_Exercise objective_
Gather up every line from the entries below that uses the word "JSON".

* * * * * * * * *

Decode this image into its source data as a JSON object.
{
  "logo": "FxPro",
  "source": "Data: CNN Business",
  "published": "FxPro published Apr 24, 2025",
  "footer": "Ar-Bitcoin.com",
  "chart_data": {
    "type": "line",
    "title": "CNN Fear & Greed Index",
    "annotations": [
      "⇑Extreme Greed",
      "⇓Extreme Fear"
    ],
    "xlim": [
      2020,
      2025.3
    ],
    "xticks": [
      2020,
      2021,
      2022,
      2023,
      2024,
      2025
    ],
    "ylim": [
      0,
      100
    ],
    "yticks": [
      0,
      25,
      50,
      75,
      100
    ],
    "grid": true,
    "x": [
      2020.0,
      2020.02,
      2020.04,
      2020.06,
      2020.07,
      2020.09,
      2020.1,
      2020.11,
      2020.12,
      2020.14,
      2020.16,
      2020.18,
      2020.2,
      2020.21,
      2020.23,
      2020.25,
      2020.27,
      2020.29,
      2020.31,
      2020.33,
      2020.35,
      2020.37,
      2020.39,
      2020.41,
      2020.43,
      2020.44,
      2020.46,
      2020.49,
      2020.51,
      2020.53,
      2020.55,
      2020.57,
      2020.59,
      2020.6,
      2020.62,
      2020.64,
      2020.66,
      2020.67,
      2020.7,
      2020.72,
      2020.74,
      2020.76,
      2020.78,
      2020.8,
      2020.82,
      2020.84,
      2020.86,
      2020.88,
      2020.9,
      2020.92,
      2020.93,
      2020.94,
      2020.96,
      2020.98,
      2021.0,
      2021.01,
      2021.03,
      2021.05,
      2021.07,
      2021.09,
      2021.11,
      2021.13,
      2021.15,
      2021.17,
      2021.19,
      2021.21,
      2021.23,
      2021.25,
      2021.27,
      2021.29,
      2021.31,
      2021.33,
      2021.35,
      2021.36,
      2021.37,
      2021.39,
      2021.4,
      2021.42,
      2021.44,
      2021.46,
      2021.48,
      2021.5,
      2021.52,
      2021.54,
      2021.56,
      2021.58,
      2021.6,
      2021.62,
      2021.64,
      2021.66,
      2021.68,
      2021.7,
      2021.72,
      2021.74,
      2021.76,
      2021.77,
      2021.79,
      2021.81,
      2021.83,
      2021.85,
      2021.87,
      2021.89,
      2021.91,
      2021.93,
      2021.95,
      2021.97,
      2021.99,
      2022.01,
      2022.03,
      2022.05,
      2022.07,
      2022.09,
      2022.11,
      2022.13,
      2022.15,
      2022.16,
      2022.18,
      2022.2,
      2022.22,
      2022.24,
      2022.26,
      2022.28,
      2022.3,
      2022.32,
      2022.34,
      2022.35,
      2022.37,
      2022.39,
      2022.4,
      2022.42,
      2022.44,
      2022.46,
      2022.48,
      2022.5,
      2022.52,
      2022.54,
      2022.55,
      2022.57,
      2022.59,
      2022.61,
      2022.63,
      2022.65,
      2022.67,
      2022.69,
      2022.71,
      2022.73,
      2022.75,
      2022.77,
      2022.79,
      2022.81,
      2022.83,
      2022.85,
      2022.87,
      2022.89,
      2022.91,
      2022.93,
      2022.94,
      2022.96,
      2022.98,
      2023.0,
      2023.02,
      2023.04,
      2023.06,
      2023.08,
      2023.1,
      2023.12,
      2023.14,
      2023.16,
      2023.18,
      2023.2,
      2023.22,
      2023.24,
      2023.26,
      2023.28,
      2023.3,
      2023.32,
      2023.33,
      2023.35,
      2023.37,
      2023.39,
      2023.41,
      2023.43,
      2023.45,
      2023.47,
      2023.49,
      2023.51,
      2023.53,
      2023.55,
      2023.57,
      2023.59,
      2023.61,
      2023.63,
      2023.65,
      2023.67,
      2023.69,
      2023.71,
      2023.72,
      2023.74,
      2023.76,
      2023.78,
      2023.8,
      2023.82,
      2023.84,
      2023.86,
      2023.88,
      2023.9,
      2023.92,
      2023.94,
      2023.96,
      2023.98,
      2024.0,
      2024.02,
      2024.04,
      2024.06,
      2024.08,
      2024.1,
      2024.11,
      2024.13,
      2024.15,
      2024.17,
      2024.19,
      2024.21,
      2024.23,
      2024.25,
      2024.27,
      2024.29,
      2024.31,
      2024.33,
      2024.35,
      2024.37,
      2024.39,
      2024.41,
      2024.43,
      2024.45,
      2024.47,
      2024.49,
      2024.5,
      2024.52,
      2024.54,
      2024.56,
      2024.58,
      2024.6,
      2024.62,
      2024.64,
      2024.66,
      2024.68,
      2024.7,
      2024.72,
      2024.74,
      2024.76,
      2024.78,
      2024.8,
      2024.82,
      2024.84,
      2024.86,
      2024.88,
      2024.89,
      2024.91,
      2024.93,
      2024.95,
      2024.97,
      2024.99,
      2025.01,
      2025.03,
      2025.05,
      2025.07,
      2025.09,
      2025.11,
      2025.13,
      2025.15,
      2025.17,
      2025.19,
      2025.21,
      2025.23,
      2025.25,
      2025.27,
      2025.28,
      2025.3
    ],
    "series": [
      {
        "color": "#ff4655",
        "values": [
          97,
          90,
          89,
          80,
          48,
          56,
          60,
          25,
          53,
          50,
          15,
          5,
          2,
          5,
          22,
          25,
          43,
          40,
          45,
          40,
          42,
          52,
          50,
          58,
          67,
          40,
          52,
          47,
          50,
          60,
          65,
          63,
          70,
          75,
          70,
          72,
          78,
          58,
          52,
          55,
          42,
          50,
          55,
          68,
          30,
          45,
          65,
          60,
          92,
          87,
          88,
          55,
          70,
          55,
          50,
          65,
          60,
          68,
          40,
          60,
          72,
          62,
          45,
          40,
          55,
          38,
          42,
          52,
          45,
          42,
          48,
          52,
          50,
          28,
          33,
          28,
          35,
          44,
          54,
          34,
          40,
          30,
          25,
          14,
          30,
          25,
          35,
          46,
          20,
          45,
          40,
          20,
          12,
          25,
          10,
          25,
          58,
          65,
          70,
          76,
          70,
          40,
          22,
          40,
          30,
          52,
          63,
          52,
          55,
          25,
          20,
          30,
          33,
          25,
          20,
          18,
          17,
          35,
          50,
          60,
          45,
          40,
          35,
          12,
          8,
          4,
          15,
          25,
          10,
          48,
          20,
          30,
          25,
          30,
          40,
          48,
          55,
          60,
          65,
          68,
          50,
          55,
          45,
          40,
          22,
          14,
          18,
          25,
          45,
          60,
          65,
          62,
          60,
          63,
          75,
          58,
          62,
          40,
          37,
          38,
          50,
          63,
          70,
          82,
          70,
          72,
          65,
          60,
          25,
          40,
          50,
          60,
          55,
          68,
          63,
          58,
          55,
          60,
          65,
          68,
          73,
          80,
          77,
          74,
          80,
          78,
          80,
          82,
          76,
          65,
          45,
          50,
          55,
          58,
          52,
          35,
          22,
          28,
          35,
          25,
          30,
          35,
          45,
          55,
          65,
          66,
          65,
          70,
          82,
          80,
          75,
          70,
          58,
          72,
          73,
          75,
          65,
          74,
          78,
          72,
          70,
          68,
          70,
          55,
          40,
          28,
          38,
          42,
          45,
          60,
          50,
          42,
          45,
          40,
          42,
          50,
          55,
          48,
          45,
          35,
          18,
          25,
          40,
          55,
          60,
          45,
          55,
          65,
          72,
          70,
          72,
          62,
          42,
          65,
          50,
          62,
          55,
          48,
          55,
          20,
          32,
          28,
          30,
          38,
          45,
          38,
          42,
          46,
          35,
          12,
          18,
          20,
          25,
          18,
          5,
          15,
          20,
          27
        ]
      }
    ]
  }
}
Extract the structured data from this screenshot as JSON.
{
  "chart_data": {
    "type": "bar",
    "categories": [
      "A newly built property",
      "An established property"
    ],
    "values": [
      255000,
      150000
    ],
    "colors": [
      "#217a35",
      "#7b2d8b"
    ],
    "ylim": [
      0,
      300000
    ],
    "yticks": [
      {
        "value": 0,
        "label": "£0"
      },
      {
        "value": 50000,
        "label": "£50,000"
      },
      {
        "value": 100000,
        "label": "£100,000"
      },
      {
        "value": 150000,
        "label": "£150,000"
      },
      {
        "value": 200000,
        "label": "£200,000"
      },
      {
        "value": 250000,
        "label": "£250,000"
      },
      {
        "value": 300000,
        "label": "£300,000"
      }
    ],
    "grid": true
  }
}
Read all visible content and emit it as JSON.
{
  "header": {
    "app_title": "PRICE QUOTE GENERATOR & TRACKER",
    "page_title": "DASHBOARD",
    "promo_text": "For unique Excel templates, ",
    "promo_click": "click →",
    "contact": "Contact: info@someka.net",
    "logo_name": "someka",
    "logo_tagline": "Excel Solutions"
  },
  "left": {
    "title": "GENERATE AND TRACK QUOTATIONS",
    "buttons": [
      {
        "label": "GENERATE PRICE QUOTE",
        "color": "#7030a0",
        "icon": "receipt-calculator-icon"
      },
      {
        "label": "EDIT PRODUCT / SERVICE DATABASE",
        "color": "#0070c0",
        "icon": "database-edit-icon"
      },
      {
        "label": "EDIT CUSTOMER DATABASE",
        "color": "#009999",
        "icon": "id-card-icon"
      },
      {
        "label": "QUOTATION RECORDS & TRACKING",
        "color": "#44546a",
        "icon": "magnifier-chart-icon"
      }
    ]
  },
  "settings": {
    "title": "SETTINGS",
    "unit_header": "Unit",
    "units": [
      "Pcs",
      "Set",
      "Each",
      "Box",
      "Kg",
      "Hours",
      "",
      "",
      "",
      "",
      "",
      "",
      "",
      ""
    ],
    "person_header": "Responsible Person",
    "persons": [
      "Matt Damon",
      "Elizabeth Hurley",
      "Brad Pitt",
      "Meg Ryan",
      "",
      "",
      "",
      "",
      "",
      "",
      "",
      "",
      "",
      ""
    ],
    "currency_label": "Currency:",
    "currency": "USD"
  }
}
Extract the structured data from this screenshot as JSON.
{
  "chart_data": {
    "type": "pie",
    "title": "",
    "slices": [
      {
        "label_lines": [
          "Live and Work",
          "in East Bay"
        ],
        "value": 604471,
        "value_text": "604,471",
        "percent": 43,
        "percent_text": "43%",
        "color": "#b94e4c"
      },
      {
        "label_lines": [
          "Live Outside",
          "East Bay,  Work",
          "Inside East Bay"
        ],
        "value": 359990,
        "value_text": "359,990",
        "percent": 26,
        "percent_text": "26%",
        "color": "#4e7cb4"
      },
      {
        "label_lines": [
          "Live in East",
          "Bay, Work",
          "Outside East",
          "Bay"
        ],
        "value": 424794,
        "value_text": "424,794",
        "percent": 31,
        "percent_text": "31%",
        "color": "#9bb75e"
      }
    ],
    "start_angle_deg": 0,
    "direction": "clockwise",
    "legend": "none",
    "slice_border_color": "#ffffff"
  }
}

* * * * * * * * *

_Result below_
Decode this image into its source data as a JSON object.
Extract the structured data from this screenshot as JSON.
Read all visible content and emit it as JSON.
Extract the structured data from this screenshot as JSON.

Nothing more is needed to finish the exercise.